PROBLEM STATEMENT:
Copy the data word for word, keeping every line.

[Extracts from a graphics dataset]
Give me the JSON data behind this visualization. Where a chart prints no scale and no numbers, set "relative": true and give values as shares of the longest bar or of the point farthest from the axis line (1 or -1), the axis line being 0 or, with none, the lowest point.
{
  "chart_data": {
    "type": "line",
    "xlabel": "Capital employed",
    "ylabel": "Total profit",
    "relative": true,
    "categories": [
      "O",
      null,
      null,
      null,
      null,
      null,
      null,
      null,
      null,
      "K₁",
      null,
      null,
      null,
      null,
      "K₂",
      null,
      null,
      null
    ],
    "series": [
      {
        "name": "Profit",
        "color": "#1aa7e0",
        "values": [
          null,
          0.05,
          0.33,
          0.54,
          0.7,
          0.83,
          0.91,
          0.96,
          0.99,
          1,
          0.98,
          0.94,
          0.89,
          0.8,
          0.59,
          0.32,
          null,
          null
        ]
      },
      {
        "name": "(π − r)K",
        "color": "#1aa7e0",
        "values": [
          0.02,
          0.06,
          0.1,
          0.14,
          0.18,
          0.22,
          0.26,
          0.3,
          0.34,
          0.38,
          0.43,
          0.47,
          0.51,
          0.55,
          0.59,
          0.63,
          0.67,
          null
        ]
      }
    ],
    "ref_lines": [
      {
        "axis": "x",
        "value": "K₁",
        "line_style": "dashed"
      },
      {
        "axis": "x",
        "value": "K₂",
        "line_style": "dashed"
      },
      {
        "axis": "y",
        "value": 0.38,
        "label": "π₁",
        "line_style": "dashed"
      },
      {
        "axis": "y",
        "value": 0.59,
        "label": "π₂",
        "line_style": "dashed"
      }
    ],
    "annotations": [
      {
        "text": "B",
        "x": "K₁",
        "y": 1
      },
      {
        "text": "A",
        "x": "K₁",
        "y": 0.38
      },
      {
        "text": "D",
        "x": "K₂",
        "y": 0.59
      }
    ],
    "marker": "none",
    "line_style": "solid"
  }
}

SOLUTION TO THE PROBLEM:
Give me the JSON data behind this visualization. Where a chart prints no scale and no numbers, set "relative": true and give values as shares of the longest bar or of the point farthest from the axis line (1 or -1), the axis line being 0 or, with none, the lowest point.
{
  "chart_data": {
    "type": "line",
    "xlabel": "Capital employed",
    "ylabel": "Total profit",
    "relative": true,
    "categories": [
      "O",
      null,
      null,
      null,
      null,
      null,
      null,
      null,
      null,
      "K₁",
      null,
      null,
      null,
      null,
      "K₂",
      null,
      null,
      null
    ],
    "series": [
      {
        "name": "Profit",
        "color": "#1aa7e0",
        "values": [
          null,
          0.05,
          0.33,
          0.54,
          0.7,
          0.83,
          0.91,
          0.96,
          0.99,
          1,
          0.98,
          0.94,
          0.89,
          0.8,
          0.59,
          0.32,
          null,
          null
        ]
      },
      {
        "name": "(π − r)K",
        "color": "#1aa7e0",
        "values": [
          0.02,
          0.06,
          0.1,
          0.14,
          0.18,
          0.22,
          0.26,
          0.3,
          0.34,
          0.38,
          0.43,
          0.47,
          0.51,
          0.55,
          0.59,
          0.63,
          0.67,
          null
        ]
      }
    ],
    "ref_lines": [
      {
        "axis": "x",
        "value": "K₁",
        "line_style": "dashed"
      },
      {
        "axis": "x",
        "value": "K₂",
        "line_style": "dashed"
      },
      {
        "axis": "y",
        "value": 0.38,
        "label": "π₁",
        "line_style": "dashed"
      },
      {
        "axis": "y",
        "value": 0.59,
        "label": "π₂",
        "line_style": "dashed"
      }
    ],
    "annotations": [
      {
        "text": "B",
        "x": "K₁",
        "y": 1
      },
      {
        "text": "A",
        "x": "K₁",
        "y": 0.38
      },
      {
        "text": "D",
        "x": "K₂",
        "y": 0.59
      }
    ],
    "marker": "none",
    "line_style": "solid"
  }
}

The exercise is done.